> [Work to be completed]
Pick out every line in the data below that holds "icon".

> [Supplied records]
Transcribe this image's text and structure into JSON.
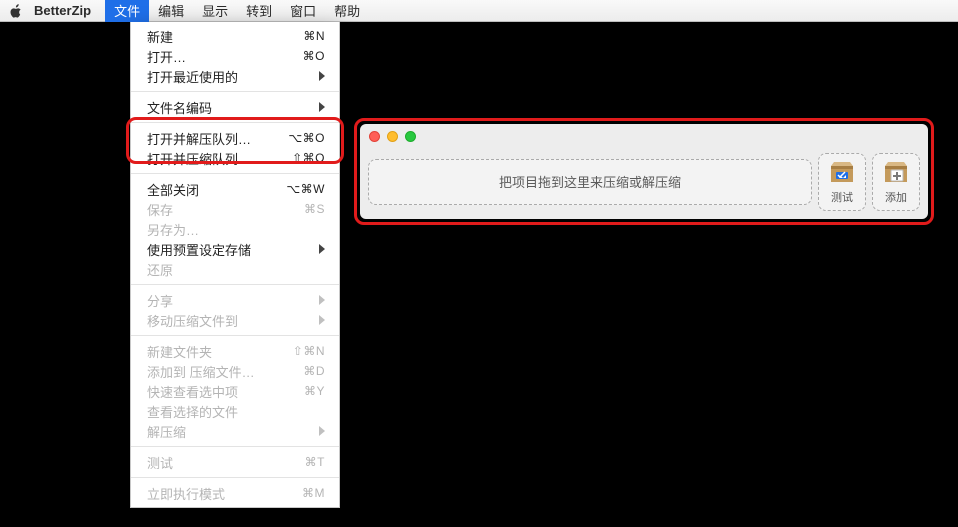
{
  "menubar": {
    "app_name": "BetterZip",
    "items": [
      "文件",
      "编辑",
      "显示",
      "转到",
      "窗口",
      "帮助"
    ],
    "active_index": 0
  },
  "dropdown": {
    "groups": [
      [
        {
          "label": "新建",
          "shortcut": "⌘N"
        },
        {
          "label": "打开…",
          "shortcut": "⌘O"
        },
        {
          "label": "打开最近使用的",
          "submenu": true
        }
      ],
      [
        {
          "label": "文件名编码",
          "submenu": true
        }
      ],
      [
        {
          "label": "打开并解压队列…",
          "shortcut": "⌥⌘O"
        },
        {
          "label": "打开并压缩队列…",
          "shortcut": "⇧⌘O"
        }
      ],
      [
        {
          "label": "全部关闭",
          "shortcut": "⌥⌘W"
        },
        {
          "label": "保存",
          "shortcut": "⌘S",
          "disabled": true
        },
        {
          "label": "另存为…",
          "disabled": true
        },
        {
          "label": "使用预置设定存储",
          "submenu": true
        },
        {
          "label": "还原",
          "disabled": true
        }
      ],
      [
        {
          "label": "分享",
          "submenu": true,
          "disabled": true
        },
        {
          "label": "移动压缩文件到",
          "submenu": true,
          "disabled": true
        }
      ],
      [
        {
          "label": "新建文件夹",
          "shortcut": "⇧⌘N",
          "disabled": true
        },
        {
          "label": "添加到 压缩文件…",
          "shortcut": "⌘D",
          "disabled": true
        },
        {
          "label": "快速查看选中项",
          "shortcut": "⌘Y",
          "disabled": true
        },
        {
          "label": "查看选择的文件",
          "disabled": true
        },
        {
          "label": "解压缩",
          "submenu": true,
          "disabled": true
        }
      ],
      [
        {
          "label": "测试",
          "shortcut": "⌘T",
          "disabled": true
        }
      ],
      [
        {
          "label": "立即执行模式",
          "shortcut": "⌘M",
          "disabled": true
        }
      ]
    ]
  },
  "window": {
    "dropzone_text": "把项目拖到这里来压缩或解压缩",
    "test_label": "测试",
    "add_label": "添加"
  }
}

==

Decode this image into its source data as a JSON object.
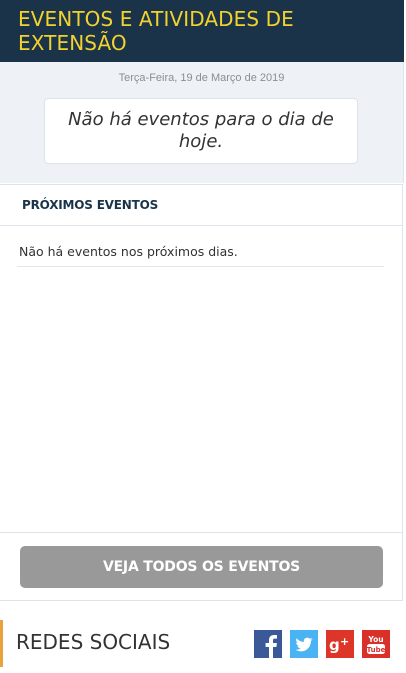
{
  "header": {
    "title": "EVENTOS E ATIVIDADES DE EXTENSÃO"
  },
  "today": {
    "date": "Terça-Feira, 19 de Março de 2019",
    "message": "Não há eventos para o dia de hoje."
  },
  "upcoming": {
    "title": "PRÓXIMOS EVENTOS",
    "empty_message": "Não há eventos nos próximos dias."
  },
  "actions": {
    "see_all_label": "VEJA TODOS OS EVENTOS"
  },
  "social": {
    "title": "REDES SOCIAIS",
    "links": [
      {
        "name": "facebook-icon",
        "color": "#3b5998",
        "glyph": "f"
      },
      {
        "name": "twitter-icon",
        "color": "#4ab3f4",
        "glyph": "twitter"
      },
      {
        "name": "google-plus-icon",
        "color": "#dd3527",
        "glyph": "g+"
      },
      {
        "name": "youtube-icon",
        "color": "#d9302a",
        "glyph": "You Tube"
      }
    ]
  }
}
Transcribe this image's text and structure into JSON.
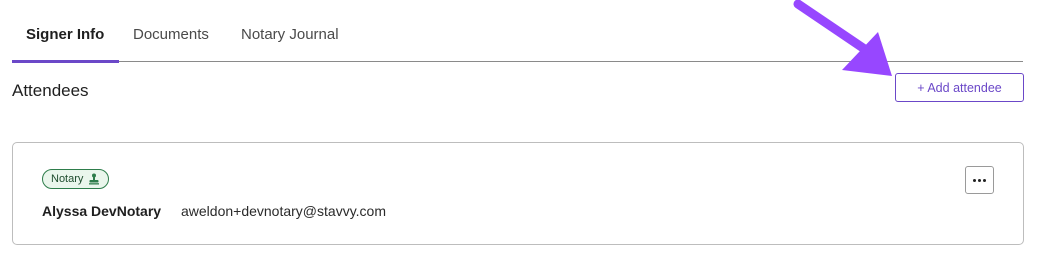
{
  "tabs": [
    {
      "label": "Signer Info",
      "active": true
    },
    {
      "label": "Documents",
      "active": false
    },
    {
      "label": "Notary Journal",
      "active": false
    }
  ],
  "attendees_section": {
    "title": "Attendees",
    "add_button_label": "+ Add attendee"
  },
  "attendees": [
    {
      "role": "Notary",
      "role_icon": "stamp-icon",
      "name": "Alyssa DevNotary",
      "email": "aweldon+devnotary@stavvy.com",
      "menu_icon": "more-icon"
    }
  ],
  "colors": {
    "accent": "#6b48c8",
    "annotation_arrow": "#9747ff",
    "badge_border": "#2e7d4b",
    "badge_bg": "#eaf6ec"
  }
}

> [Reply]
        "name": "facebook-icon",
        "name": "twitter-icon",
        "name": "google-plus-icon",
        "name": "youtube-icon",
      "role_icon": "stamp-icon",
      "menu_icon": "more-icon"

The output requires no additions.